Layout region records:
-- Begin --

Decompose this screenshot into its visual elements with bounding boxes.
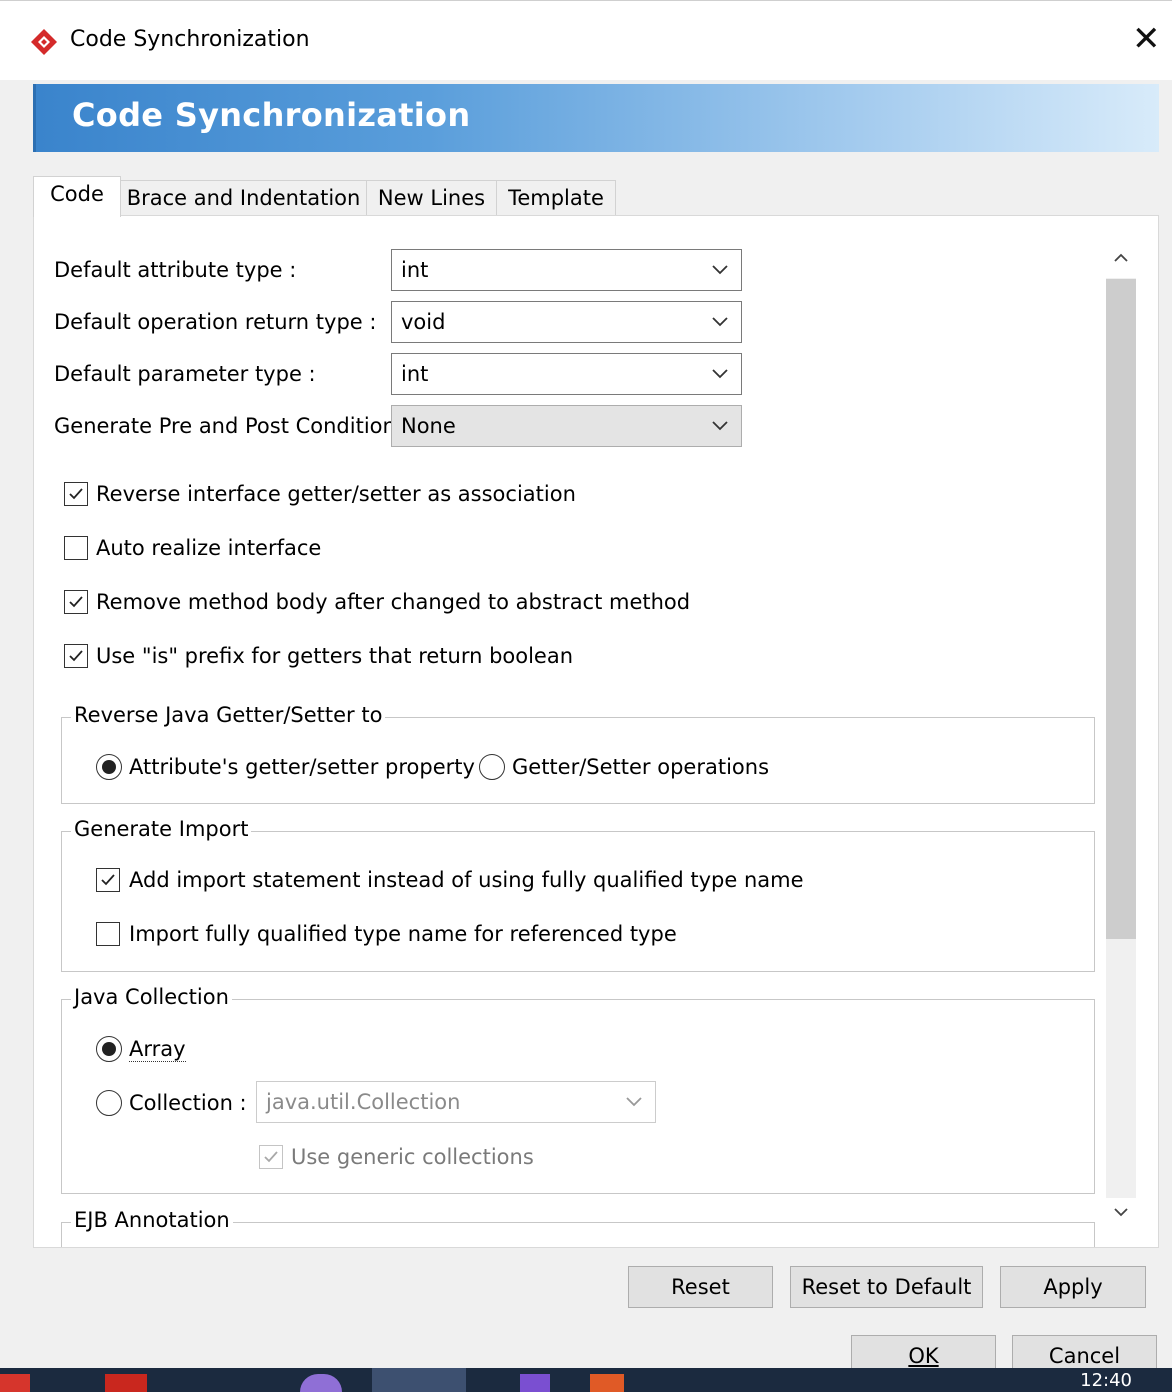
reset-to-default-button[interactable]: Reset to Default xyxy=(790,1266,983,1308)
collection-type-value: java.util.Collection xyxy=(266,1090,461,1114)
generate-import-group: Generate Import Add import statement ins… xyxy=(61,817,1095,972)
import-fully-qualified-checkbox[interactable] xyxy=(96,922,120,946)
array-label: Array xyxy=(129,1037,186,1062)
radio-dot xyxy=(102,1042,116,1056)
java-collection-group: Java Collection Array Collection : java.… xyxy=(61,985,1095,1194)
reset-button[interactable]: Reset xyxy=(628,1266,773,1308)
attribute-property-radio[interactable] xyxy=(96,754,122,780)
getter-setter-operations-label: Getter/Setter operations xyxy=(512,755,770,779)
ejb-annotation-group: EJB Annotation xyxy=(61,1208,1095,1247)
chevron-down-icon xyxy=(712,265,728,275)
collection-label: Collection : xyxy=(129,1091,247,1115)
default-parameter-type-label: Default parameter type : xyxy=(54,362,316,386)
use-generic-collections-checkbox[interactable] xyxy=(259,1145,283,1169)
banner-title: Code Synchronization xyxy=(72,96,471,134)
reverse-java-group-title: Reverse Java Getter/Setter to xyxy=(71,703,386,727)
generate-import-group-title: Generate Import xyxy=(71,817,252,841)
window-titlebar: Code Synchronization ✕ xyxy=(0,0,1172,80)
tab-new-lines[interactable]: New Lines xyxy=(366,180,497,216)
remove-method-body-label: Remove method body after changed to abst… xyxy=(96,590,691,614)
window-title: Code Synchronization xyxy=(70,27,310,52)
collection-type-select[interactable]: java.util.Collection xyxy=(256,1081,656,1123)
array-radio[interactable] xyxy=(96,1036,122,1062)
taskbar-app-icon[interactable] xyxy=(590,1374,624,1392)
code-options-panel: Default attribute type : int Default ope… xyxy=(33,215,1159,1248)
reverse-interface-checkbox[interactable] xyxy=(64,482,88,506)
close-icon[interactable]: ✕ xyxy=(1132,19,1161,59)
apply-button[interactable]: Apply xyxy=(1000,1266,1146,1308)
chevron-up-icon[interactable] xyxy=(1113,252,1129,264)
default-parameter-type-select[interactable]: int xyxy=(391,353,742,395)
default-attribute-type-select[interactable]: int xyxy=(391,249,742,291)
auto-realize-checkbox[interactable] xyxy=(64,536,88,560)
default-attribute-type-value: int xyxy=(401,258,429,282)
radio-dot xyxy=(102,760,116,774)
remove-method-body-checkbox[interactable] xyxy=(64,590,88,614)
checkmark-icon xyxy=(69,596,83,608)
checkmark-icon xyxy=(101,874,115,886)
taskbar-app-icon[interactable] xyxy=(300,1374,342,1392)
use-is-prefix-label: Use "is" prefix for getters that return … xyxy=(96,644,574,668)
chevron-down-icon xyxy=(712,369,728,379)
auto-realize-label: Auto realize interface xyxy=(96,536,322,560)
scrollbar-thumb[interactable] xyxy=(1106,279,1136,939)
default-parameter-type-value: int xyxy=(401,362,429,386)
checkmark-icon xyxy=(69,650,83,662)
vertical-scrollbar[interactable] xyxy=(1101,246,1139,1231)
add-import-label: Add import statement instead of using fu… xyxy=(129,868,804,892)
reverse-java-group: Reverse Java Getter/Setter to Attribute'… xyxy=(61,703,1095,804)
default-operation-return-type-value: void xyxy=(401,310,446,334)
header-banner: Code Synchronization xyxy=(33,84,1159,152)
chevron-down-icon xyxy=(626,1097,642,1107)
taskbar-app-icon[interactable] xyxy=(0,1374,30,1392)
getter-setter-operations-radio[interactable] xyxy=(479,754,505,780)
default-operation-return-type-select[interactable]: void xyxy=(391,301,742,343)
checkmark-icon xyxy=(264,1151,278,1163)
generate-pre-post-condition-label: Generate Pre and Post Condition : xyxy=(54,414,410,438)
taskbar-app-icon[interactable] xyxy=(520,1374,550,1392)
use-generic-collections-label: Use generic collections xyxy=(291,1145,534,1169)
use-is-prefix-checkbox[interactable] xyxy=(64,644,88,668)
default-attribute-type-label: Default attribute type : xyxy=(54,258,297,282)
reverse-interface-label: Reverse interface getter/setter as assoc… xyxy=(96,482,576,506)
chevron-down-icon xyxy=(712,421,728,431)
tab-template[interactable]: Template xyxy=(496,180,616,216)
generate-pre-post-condition-value: None xyxy=(401,414,456,438)
chevron-down-icon[interactable] xyxy=(1113,1206,1129,1218)
tab-code[interactable]: Code xyxy=(33,176,121,217)
generate-pre-post-condition-select[interactable]: None xyxy=(391,405,742,447)
tab-brace-and-indentation[interactable]: Brace and Indentation xyxy=(120,180,367,216)
import-fully-qualified-label: Import fully qualified type name for ref… xyxy=(129,922,677,946)
app-logo-icon xyxy=(31,29,57,55)
checkmark-icon xyxy=(69,488,83,500)
taskbar-clock: 12:40 xyxy=(1080,1370,1132,1391)
ejb-annotation-group-title: EJB Annotation xyxy=(71,1208,233,1232)
default-operation-return-type-label: Default operation return type : xyxy=(54,310,377,334)
attribute-property-label: Attribute's getter/setter property xyxy=(129,755,475,779)
taskbar-app-icon[interactable] xyxy=(105,1374,147,1392)
java-collection-group-title: Java Collection xyxy=(71,985,232,1009)
add-import-checkbox[interactable] xyxy=(96,868,120,892)
chevron-down-icon xyxy=(712,317,728,327)
collection-radio[interactable] xyxy=(96,1090,122,1116)
taskbar-active-app-icon[interactable] xyxy=(372,1368,466,1392)
os-taskbar: 12:40 xyxy=(0,1368,1172,1392)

-- End --

What is being asked. Express all the records above as a JSON list of strings, with one string for each line. Leave out blank lines and the picture lines.

Full solution.
[
  "Decompose this screenshot into its visual elements with bounding boxes.",
  "reset-to-default-button[interactable]: Reset to Default xyxy=(790,1266,983,1308)",
  "collection-type-value: java.util.Collection xyxy=(266,1090,461,1114)",
  "generate-import-group: Generate Import Add import statement ins… xyxy=(61,817,1095,972)",
  "import-fully-qualified-checkbox[interactable] xyxy=(96,922,120,946)",
  "array-label: Array xyxy=(129,1037,186,1062)",
  "radio-dot xyxy=(102,1042,116,1056)",
  "java-collection-group: Java Collection Array Collection : java.… xyxy=(61,985,1095,1194)",
  "reset-button[interactable]: Reset xyxy=(628,1266,773,1308)",
  "attribute-property-radio[interactable] xyxy=(96,754,122,780)",
  "getter-setter-operations-label: Getter/Setter operations xyxy=(512,755,770,779)",
  "ejb-annotation-group: EJB Annotation xyxy=(61,1208,1095,1247)",
  "chevron-down-icon xyxy=(712,265,728,275)",
  "collection-label: Collection : xyxy=(129,1091,247,1115)",
  "default-parameter-type-label: Default parameter type : xyxy=(54,362,316,386)",
  "use-generic-collections-checkbox[interactable] xyxy=(259,1145,283,1169)",
  "banner-title: Code Synchronization xyxy=(72,96,471,134)",
  "reverse-java-group-title: Reverse Java Getter/Setter to xyxy=(71,703,386,727)",
  "generate-import-group-title: Generate Import xyxy=(71,817,252,841)",
  "window-titlebar: Code Synchronization ✕ xyxy=(0,0,1172,80)",
  "tab-new-lines[interactable]: New Lines xyxy=(366,180,497,216)",
  "remove-method-body-label: Remove method body after changed to abst… xyxy=(96,590,691,614)",
  "window-title: Code Synchronization xyxy=(70,27,310,52)",
  "collection-type-select[interactable]: java.util.Collection xyxy=(256,1081,656,1123)",
  "array-radio[interactable] xyxy=(96,1036,122,1062)",
  "taskbar-app-icon[interactable] xyxy=(590,1374,624,1392)",
  "code-options-panel: Default attribute type : int Default ope… xyxy=(33,215,1159,1248)",
  "reverse-interface-checkbox[interactable] xyxy=(64,482,88,506)",
  "close-icon[interactable]: ✕ xyxy=(1132,19,1161,59)",
  "apply-button[interactable]: Apply xyxy=(1000,1266,1146,1308)",
  "chevron-up-icon[interactable] xyxy=(1113,252,1129,264)",
  "default-parameter-type-select[interactable]: int xyxy=(391,353,742,395)",
  "default-attribute-type-select[interactable]: int xyxy=(391,249,742,291)",
  "auto-realize-checkbox[interactable] xyxy=(64,536,88,560)",
  "default-attribute-type-value: int xyxy=(401,258,429,282)",
  "radio-dot xyxy=(102,760,116,774)",
  "remove-method-body-checkbox[interactable] xyxy=(64,590,88,614)",
  "checkmark-icon xyxy=(69,596,83,608)",
  "checkmark-icon xyxy=(101,874,115,886)",
  "taskbar-app-icon[interactable] xyxy=(300,1374,342,1392)",
  "use-is-prefix-label: Use \"is\" prefix for getters that return … xyxy=(96,644,574,668)",
  "chevron-down-icon xyxy=(712,369,728,379)",
  "auto-realize-label: Auto realize interface xyxy=(96,536,322,560)",
  "scrollbar-thumb[interactable] xyxy=(1106,279,1136,939)",
  "default-parameter-type-value: int xyxy=(401,362,429,386)",
  "checkmark-icon xyxy=(69,650,83,662)",
  "vertical-scrollbar[interactable] xyxy=(1101,246,1139,1231)",
  "add-import-label: Add import statement instead of using fu… xyxy=(129,868,804,892)",
  "reverse-java-group: Reverse Java Getter/Setter to Attribute'… xyxy=(61,703,1095,804)",
  "default-operation-return-type-value: void xyxy=(401,310,446,334)",
  "header-banner: Code Synchronization xyxy=(33,84,1159,152)",
  "chevron-down-icon xyxy=(626,1097,642,1107)",
  "taskbar-app-icon[interactable] xyxy=(0,1374,30,1392)",
  "getter-setter-operations-radio[interactable] xyxy=(479,754,505,780)",
  "default-operation-return-type-select[interactable]: void xyxy=(391,301,742,343)",
  "checkmark-icon xyxy=(264,1151,278,1163)",
  "generate-pre-post-condition-label: Generate Pre and Post Condition : xyxy=(54,414,410,438)",
  "taskbar-app-icon[interactable] xyxy=(520,1374,550,1392)",
  "use-generic-collections-label: Use generic collections xyxy=(291,1145,534,1169)",
  "use-is-prefix-checkbox[interactable] xyxy=(64,644,88,668)",
  "default-attribute-type-label: Default attribute type : xyxy=(54,258,297,282)",
  "reverse-interface-label: Reverse interface getter/setter as assoc… xyxy=(96,482,576,506)",
  "chevron-down-icon xyxy=(712,421,728,431)",
  "tab-template[interactable]: Template xyxy=(496,180,616,216)",
  "generate-pre-post-condition-value: None xyxy=(401,414,456,438)",
  "chevron-down-icon[interactable] xyxy=(1113,1206,1129,1218)",
  "tab-code[interactable]: Code xyxy=(33,176,121,217)",
  "generate-pre-post-condition-select[interactable]: None xyxy=(391,405,742,447)",
  "tab-brace-and-indentation[interactable]: Brace and Indentation xyxy=(120,180,367,216)",
  "import-fully-qualified-label: Import fully qualified type name for ref… xyxy=(129,922,677,946)",
  "app-logo-icon xyxy=(31,29,57,55)",
  "checkmark-icon xyxy=(69,488,83,500)",
  "taskbar-clock: 12:40 xyxy=(1080,1370,1132,1391)",
  "ejb-annotation-group-title: EJB Annotation xyxy=(71,1208,233,1232)",
  "default-operation-return-type-label: Default operation return type : xyxy=(54,310,377,334)",
  "attribute-property-label: Attribute's getter/setter property xyxy=(129,755,475,779)",
  "taskbar-app-icon[interactable] xyxy=(105,1374,147,1392)",
  "java-collection-group-title: Java Collection xyxy=(71,985,232,1009)",
  "add-import-checkbox[interactable] xyxy=(96,868,120,892)",
  "chevron-down-icon xyxy=(712,317,728,327)",
  "collection-radio[interactable] xyxy=(96,1090,122,1116)",
  "taskbar-active-app-icon[interactable] xyxy=(372,1368,466,1392)",
  "os-taskbar: 12:40 xyxy=(0,1368,1172,1392)"
]